Given instruction :: Set down the data below without change, skipping the pictures it holds.

Data for processing ::
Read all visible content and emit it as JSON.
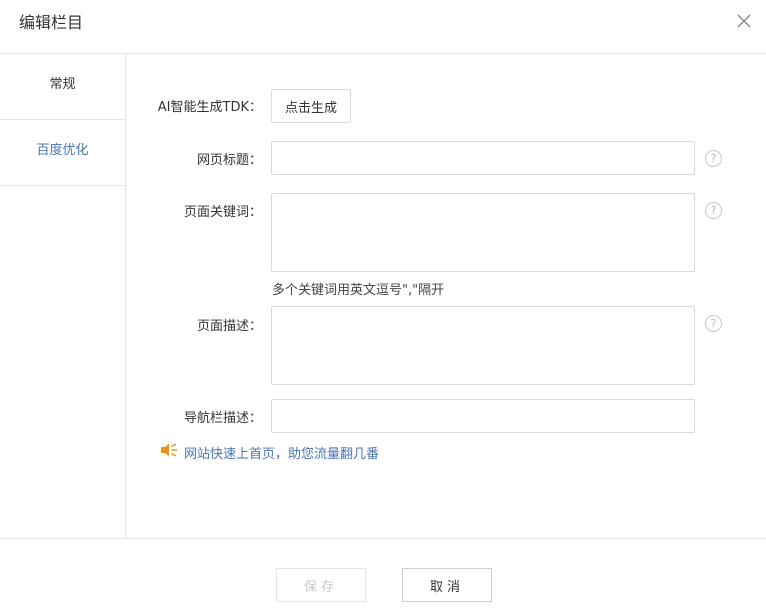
{
  "dialog": {
    "title": "编辑栏目"
  },
  "tabs": [
    {
      "label": "常规"
    },
    {
      "label": "百度优化"
    }
  ],
  "form": {
    "ai_label": "AI智能生成TDK：",
    "ai_button": "点击生成",
    "page_title_label": "网页标题：",
    "page_title_value": "",
    "keywords_label": "页面关键词：",
    "keywords_value": "",
    "keywords_hint": "多个关键词用英文逗号\",\"隔开",
    "description_label": "页面描述：",
    "description_value": "",
    "nav_desc_label": "导航栏描述：",
    "nav_desc_value": "",
    "help_glyph": "?"
  },
  "promo": {
    "text": "网站快速上首页，助您流量翻几番",
    "icon": "speaker-icon",
    "icon_color": "#e8941a"
  },
  "footer": {
    "save": "保存",
    "cancel": "取消"
  },
  "colors": {
    "accent": "#4a74b5",
    "border": "#e5e5e5"
  }
}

Exercise response ::
Read all visible content and emit it as JSON.
{
  "dialog": {
    "title": "编辑栏目"
  },
  "tabs": [
    {
      "label": "常规"
    },
    {
      "label": "百度优化"
    }
  ],
  "form": {
    "ai_label": "AI智能生成TDK：",
    "ai_button": "点击生成",
    "page_title_label": "网页标题：",
    "page_title_value": "",
    "keywords_label": "页面关键词：",
    "keywords_value": "",
    "keywords_hint": "多个关键词用英文逗号\",\"隔开",
    "description_label": "页面描述：",
    "description_value": "",
    "nav_desc_label": "导航栏描述：",
    "nav_desc_value": "",
    "help_glyph": "?"
  },
  "promo": {
    "text": "网站快速上首页，助您流量翻几番",
    "icon": "speaker-icon",
    "icon_color": "#e8941a"
  },
  "footer": {
    "save": "保存",
    "cancel": "取消"
  },
  "colors": {
    "accent": "#4a74b5",
    "border": "#e5e5e5"
  }
}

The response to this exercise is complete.